>> BEGIN Data

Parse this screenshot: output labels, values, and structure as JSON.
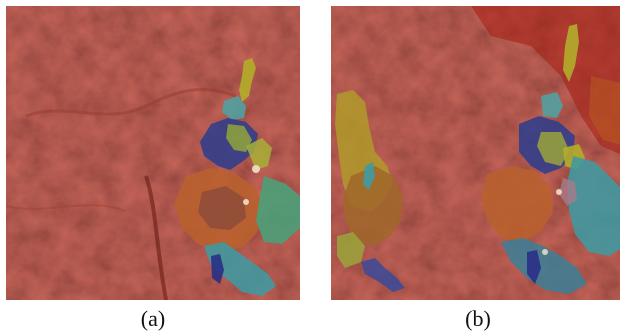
{
  "figure": {
    "panels": [
      {
        "id": "a",
        "caption": "(a)"
      },
      {
        "id": "b",
        "caption": "(b)"
      }
    ]
  }
}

>> END Data

Restate each entry word for word, please, but drop any images it holds.

■ Result:
Parse this screenshot: output labels, values, and structure as JSON.
{
  "figure": {
    "panels": [
      {
        "id": "a",
        "caption": "(a)"
      },
      {
        "id": "b",
        "caption": "(b)"
      }
    ]
  }
}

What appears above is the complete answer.